## Requirements
Output only the count of lines that contain "소비자물가지수".

START Exercise material

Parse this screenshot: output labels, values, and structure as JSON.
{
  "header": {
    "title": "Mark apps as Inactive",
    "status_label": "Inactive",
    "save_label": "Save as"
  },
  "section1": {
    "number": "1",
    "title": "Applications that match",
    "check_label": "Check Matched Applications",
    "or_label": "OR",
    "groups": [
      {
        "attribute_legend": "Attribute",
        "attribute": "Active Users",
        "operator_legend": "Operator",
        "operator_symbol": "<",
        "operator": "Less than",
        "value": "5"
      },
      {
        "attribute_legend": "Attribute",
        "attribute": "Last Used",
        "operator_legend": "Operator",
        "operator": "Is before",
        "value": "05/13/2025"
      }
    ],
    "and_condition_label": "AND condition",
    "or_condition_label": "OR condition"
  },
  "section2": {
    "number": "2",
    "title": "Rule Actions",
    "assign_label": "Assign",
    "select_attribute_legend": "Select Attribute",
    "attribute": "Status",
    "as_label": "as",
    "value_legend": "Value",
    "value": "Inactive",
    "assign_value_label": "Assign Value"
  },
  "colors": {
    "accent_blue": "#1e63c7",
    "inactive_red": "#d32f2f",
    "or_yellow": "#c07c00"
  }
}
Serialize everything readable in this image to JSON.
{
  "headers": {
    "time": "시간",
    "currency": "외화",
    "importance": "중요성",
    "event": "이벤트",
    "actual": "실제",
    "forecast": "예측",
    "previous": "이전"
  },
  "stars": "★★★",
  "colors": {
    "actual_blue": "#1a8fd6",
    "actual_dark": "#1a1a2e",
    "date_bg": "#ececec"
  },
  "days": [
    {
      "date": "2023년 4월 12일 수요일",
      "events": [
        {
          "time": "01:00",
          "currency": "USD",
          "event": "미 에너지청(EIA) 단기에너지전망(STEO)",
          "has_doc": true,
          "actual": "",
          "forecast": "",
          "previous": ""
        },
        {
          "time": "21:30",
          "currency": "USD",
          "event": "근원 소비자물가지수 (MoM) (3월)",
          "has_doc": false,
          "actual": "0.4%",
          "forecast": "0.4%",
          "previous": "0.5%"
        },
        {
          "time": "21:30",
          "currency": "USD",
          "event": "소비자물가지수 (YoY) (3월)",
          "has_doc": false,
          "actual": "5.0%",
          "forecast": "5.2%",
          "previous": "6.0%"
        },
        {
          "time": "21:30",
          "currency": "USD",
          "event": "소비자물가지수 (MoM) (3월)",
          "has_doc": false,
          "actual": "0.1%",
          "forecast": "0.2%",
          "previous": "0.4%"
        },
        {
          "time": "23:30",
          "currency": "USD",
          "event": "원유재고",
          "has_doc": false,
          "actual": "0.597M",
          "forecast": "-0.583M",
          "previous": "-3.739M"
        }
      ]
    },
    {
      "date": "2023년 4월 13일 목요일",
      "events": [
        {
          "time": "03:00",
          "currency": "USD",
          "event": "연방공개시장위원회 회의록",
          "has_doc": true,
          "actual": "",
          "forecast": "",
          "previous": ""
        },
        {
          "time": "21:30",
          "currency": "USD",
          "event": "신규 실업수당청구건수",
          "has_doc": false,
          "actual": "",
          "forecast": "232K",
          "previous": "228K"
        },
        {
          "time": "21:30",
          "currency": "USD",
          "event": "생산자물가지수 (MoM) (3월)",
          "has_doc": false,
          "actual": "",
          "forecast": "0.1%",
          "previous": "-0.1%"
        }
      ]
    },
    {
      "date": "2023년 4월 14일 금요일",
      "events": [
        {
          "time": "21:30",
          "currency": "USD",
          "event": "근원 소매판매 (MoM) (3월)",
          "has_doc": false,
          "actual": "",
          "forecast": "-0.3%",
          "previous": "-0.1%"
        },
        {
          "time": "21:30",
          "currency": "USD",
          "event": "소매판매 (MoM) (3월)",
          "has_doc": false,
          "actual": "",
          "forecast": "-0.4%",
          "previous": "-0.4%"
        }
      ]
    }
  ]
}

END Exercise material

## Response to the task
3